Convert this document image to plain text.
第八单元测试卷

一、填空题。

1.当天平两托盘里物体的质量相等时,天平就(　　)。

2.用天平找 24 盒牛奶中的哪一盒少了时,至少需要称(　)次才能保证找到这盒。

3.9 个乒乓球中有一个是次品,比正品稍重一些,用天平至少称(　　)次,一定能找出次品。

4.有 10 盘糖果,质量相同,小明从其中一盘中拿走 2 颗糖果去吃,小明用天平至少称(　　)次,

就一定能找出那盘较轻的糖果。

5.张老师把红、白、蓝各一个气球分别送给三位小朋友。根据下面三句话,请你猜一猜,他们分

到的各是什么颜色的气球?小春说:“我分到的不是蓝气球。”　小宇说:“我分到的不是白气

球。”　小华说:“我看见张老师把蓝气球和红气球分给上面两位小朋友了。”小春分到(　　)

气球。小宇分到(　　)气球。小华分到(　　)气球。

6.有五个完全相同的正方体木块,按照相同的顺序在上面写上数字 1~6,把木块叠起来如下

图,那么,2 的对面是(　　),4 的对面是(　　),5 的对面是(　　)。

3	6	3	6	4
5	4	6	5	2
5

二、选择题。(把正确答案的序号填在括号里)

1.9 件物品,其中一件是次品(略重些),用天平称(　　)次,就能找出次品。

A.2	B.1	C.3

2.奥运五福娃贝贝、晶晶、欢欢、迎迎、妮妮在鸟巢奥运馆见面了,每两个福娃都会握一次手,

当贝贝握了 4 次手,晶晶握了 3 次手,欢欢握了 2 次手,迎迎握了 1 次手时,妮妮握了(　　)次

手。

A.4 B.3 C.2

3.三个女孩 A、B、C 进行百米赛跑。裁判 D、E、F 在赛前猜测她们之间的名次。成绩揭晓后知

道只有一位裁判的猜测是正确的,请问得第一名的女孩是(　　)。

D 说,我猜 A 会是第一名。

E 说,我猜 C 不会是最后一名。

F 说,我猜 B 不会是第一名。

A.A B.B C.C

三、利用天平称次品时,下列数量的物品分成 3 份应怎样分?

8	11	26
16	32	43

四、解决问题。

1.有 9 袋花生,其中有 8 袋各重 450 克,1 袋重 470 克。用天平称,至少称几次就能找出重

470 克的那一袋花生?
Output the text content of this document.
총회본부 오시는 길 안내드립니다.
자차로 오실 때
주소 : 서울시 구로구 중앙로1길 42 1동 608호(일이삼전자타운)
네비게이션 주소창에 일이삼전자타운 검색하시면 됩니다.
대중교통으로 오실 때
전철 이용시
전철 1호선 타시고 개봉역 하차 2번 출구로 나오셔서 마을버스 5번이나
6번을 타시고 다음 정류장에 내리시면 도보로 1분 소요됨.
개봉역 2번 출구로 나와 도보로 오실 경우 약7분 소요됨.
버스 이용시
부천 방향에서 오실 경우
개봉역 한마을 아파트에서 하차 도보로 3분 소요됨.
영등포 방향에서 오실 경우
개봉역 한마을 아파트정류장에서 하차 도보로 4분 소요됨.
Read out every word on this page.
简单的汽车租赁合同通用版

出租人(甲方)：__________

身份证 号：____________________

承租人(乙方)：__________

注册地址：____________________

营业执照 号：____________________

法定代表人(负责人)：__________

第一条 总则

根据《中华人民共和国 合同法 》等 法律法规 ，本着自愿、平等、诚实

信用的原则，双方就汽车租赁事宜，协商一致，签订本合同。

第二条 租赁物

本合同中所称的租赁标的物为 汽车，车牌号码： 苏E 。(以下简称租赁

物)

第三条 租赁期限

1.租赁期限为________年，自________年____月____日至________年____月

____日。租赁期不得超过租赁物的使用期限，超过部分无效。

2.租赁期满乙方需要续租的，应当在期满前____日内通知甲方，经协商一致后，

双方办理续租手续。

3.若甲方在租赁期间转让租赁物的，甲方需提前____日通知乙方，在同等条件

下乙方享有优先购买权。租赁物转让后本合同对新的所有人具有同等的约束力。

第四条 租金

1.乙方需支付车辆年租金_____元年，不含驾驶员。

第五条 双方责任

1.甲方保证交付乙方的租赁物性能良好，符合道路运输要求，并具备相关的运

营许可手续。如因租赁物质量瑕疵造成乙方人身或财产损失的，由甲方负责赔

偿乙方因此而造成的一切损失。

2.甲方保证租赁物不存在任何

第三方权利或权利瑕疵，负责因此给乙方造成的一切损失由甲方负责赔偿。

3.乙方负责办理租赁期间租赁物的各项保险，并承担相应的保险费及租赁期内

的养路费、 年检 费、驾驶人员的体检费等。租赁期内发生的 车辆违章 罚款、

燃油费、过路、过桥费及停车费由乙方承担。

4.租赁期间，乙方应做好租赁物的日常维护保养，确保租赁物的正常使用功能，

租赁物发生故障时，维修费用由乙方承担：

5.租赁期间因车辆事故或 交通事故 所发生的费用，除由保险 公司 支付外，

- _EXERCISE OBJECTIVE_:
Restate each of the entries above verbatim.

- _EXERCISE OUTPUT_:
Convert this document image to plain text.
第八单元测试卷

一、填空题。

1.当天平两托盘里物体的质量相等时,天平就(　　)。

2.用天平找 24 盒牛奶中的哪一盒少了时,至少需要称(　)次才能保证找到这盒。

3.9 个乒乓球中有一个是次品,比正品稍重一些,用天平至少称(　　)次,一定能找出次品。

4.有 10 盘糖果,质量相同,小明从其中一盘中拿走 2 颗糖果去吃,小明用天平至少称(　　)次,

就一定能找出那盘较轻的糖果。

5.张老师把红、白、蓝各一个气球分别送给三位小朋友。根据下面三句话,请你猜一猜,他们分

到的各是什么颜色的气球?小春说:“我分到的不是蓝气球。”　小宇说:“我分到的不是白气

球。”　小华说:“我看见张老师把蓝气球和红气球分给上面两位小朋友了。”小春分到(　　)

气球。小宇分到(　　)气球。小华分到(　　)气球。

6.有五个完全相同的正方体木块,按照相同的顺序在上面写上数字 1~6,把木块叠起来如下

图,那么,2 的对面是(　　),4 的对面是(　　),5 的对面是(　　)。

3	6	3	6	4
5	4	6	5	2
5

二、选择题。(把正确答案的序号填在括号里)

1.9 件物品,其中一件是次品(略重些),用天平称(　　)次,就能找出次品。

A.2	B.1	C.3

2.奥运五福娃贝贝、晶晶、欢欢、迎迎、妮妮在鸟巢奥运馆见面了,每两个福娃都会握一次手,

当贝贝握了 4 次手,晶晶握了 3 次手,欢欢握了 2 次手,迎迎握了 1 次手时,妮妮握了(　　)次

手。

A.4 B.3 C.2

3.三个女孩 A、B、C 进行百米赛跑。裁判 D、E、F 在赛前猜测她们之间的名次。成绩揭晓后知

道只有一位裁判的猜测是正确的,请问得第一名的女孩是(　　)。

D 说,我猜 A 会是第一名。

E 说,我猜 C 不会是最后一名。

F 说,我猜 B 不会是第一名。

A.A B.B C.C

三、利用天平称次品时,下列数量的物品分成 3 份应怎样分?

8	11	26
16	32	43

四、解决问题。

1.有 9 袋花生,其中有 8 袋各重 450 克,1 袋重 470 克。用天平称,至少称几次就能找出重

470 克的那一袋花生?
Output the text content of this document.
총회본부 오시는 길 안내드립니다.
자차로 오실 때
주소 : 서울시 구로구 중앙로1길 42 1동 608호(일이삼전자타운)
네비게이션 주소창에 일이삼전자타운 검색하시면 됩니다.
대중교통으로 오실 때
전철 이용시
전철 1호선 타시고 개봉역 하차 2번 출구로 나오셔서 마을버스 5번이나
6번을 타시고 다음 정류장에 내리시면 도보로 1분 소요됨.
개봉역 2번 출구로 나와 도보로 오실 경우 약7분 소요됨.
버스 이용시
부천 방향에서 오실 경우
개봉역 한마을 아파트에서 하차 도보로 3분 소요됨.
영등포 방향에서 오실 경우
개봉역 한마을 아파트정류장에서 하차 도보로 4분 소요됨.
Read out every word on this page.
简单的汽车租赁合同通用版

出租人(甲方)：__________

身份证 号：____________________

承租人(乙方)：__________

注册地址：____________________

营业执照 号：____________________

法定代表人(负责人)：__________

第一条 总则

根据《中华人民共和国 合同法 》等 法律法规 ，本着自愿、平等、诚实

信用的原则，双方就汽车租赁事宜，协商一致，签订本合同。

第二条 租赁物

本合同中所称的租赁标的物为 汽车，车牌号码： 苏E 。(以下简称租赁

物)

第三条 租赁期限

1.租赁期限为________年，自________年____月____日至________年____月

____日。租赁期不得超过租赁物的使用期限，超过部分无效。

2.租赁期满乙方需要续租的，应当在期满前____日内通知甲方，经协商一致后，

双方办理续租手续。

3.若甲方在租赁期间转让租赁物的，甲方需提前____日通知乙方，在同等条件

下乙方享有优先购买权。租赁物转让后本合同对新的所有人具有同等的约束力。

第四条 租金

1.乙方需支付车辆年租金_____元年，不含驾驶员。

第五条 双方责任

1.甲方保证交付乙方的租赁物性能良好，符合道路运输要求，并具备相关的运

营许可手续。如因租赁物质量瑕疵造成乙方人身或财产损失的，由甲方负责赔

偿乙方因此而造成的一切损失。

2.甲方保证租赁物不存在任何

第三方权利或权利瑕疵，负责因此给乙方造成的一切损失由甲方负责赔偿。

3.乙方负责办理租赁期间租赁物的各项保险，并承担相应的保险费及租赁期内

的养路费、 年检 费、驾驶人员的体检费等。租赁期内发生的 车辆违章 罚款、

燃油费、过路、过桥费及停车费由乙方承担。

4.租赁期间，乙方应做好租赁物的日常维护保养，确保租赁物的正常使用功能，

租赁物发生故障时，维修费用由乙方承担：

5.租赁期间因车辆事故或 交通事故 所发生的费用，除由保险 公司 支付外，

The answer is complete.